# [WHAT IS EXPECTED]
Find every line in the records below that holds the word "cheaper", and copy each one.

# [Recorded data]
☆ ☆ ☆ ☆ ☆

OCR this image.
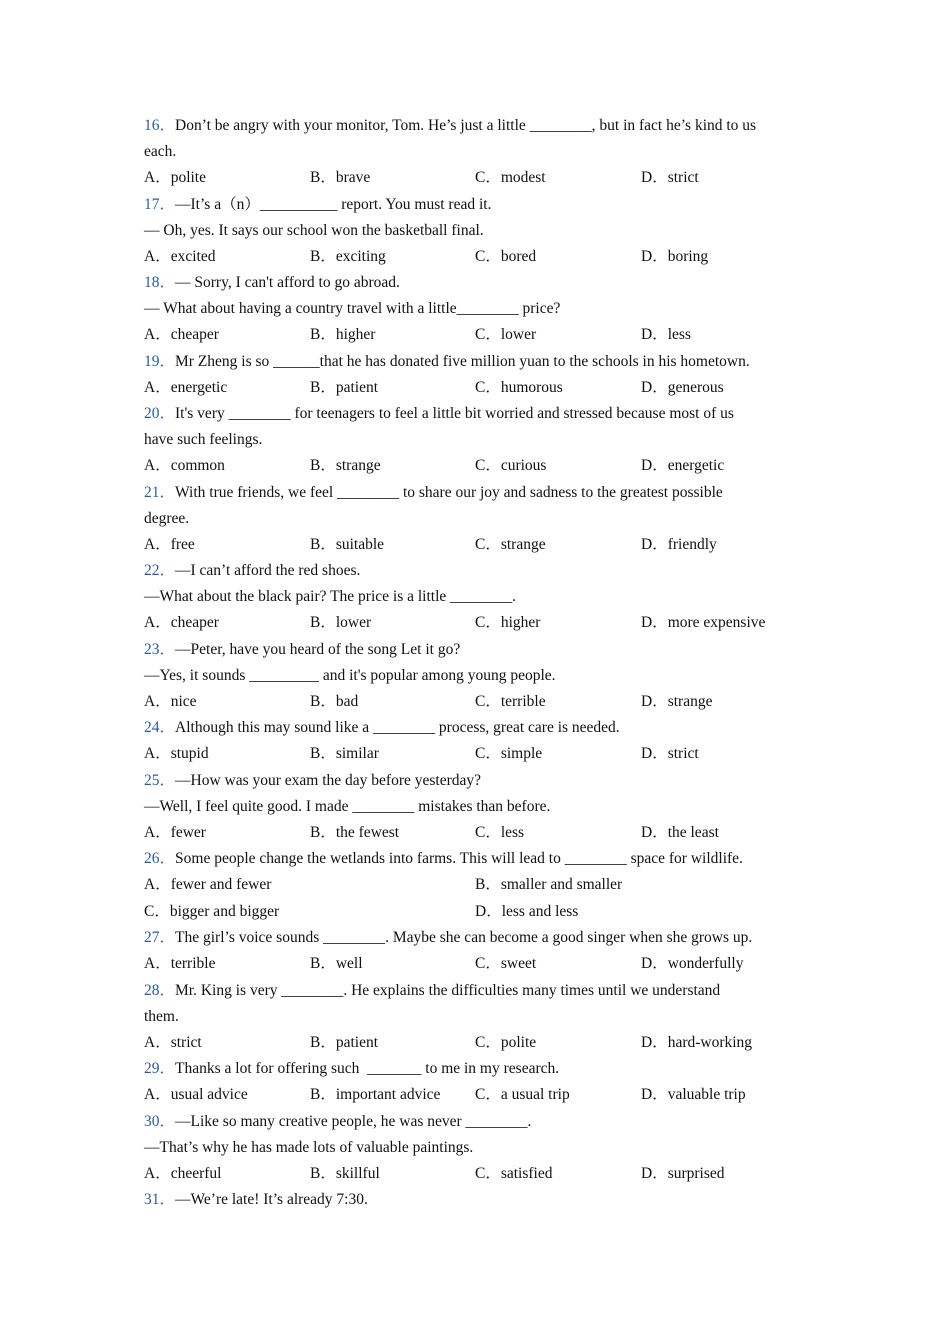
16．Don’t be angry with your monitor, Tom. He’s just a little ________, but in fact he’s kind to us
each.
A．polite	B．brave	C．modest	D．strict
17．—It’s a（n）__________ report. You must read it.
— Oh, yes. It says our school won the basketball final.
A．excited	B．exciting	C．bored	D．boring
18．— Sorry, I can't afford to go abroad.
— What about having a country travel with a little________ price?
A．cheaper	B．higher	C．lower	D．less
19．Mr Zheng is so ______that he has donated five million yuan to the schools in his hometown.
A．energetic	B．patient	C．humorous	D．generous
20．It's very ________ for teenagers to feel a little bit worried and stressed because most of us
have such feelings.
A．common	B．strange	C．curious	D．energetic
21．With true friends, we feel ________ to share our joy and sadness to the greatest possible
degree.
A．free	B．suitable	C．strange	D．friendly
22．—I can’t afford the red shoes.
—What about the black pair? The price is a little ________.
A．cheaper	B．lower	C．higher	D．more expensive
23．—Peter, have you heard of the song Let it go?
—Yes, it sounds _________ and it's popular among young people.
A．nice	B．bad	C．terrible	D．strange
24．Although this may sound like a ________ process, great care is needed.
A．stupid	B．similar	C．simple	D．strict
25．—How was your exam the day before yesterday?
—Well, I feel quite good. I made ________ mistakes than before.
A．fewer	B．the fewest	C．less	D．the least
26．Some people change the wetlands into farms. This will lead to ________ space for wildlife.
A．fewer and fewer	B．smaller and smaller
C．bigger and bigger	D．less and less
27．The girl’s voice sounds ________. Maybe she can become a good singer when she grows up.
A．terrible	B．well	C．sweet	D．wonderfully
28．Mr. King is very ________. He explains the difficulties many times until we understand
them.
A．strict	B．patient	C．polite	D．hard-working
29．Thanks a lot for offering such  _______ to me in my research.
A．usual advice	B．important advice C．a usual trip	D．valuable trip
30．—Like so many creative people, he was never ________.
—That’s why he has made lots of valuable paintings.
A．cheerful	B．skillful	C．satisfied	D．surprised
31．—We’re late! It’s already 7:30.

☆ ☆ ☆ ☆ ☆

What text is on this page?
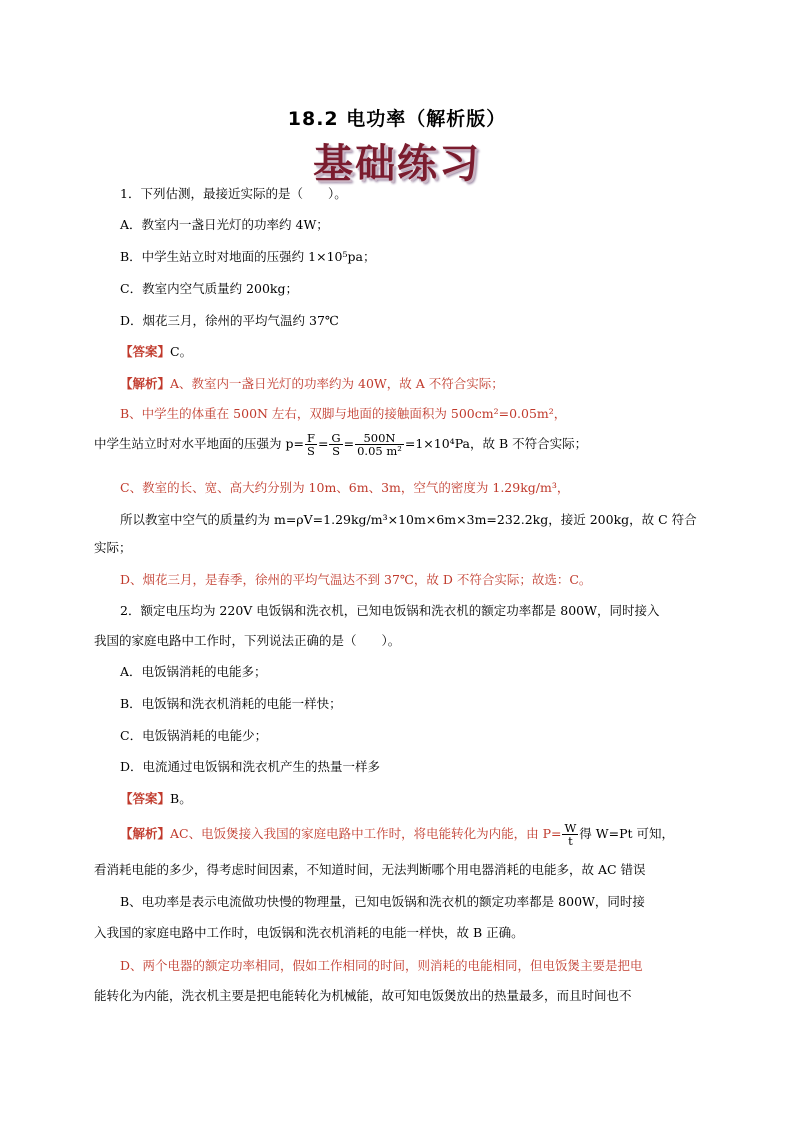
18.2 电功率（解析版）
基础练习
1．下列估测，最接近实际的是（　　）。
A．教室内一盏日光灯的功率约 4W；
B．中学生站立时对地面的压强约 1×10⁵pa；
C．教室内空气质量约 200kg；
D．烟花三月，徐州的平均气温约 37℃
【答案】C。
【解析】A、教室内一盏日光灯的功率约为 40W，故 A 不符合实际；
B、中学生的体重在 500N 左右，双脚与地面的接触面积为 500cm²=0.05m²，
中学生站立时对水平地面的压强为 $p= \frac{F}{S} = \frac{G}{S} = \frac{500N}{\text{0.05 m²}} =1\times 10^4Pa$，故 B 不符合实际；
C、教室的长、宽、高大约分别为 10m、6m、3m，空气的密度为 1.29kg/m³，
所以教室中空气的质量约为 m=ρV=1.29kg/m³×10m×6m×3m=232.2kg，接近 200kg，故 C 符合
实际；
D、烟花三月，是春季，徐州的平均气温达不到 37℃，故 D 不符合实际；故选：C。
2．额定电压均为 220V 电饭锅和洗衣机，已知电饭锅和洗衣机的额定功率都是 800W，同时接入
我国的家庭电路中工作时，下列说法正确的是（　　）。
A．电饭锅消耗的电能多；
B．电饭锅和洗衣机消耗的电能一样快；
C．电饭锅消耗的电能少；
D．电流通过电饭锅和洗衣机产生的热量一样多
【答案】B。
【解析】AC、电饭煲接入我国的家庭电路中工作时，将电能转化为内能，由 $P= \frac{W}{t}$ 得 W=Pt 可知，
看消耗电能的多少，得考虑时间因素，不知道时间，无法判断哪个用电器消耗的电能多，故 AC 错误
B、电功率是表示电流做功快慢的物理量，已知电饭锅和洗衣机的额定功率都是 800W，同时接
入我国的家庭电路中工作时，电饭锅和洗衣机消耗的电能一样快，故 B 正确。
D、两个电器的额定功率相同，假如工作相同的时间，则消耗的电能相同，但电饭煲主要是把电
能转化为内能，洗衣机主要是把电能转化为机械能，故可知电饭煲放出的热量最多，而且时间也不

☆ ☆ ☆ ☆ ☆

# [EXERCISE RESPONSE]
A．cheaper	B．higher	C．lower	D．less
A．cheaper	B．lower	C．higher	D．more expensive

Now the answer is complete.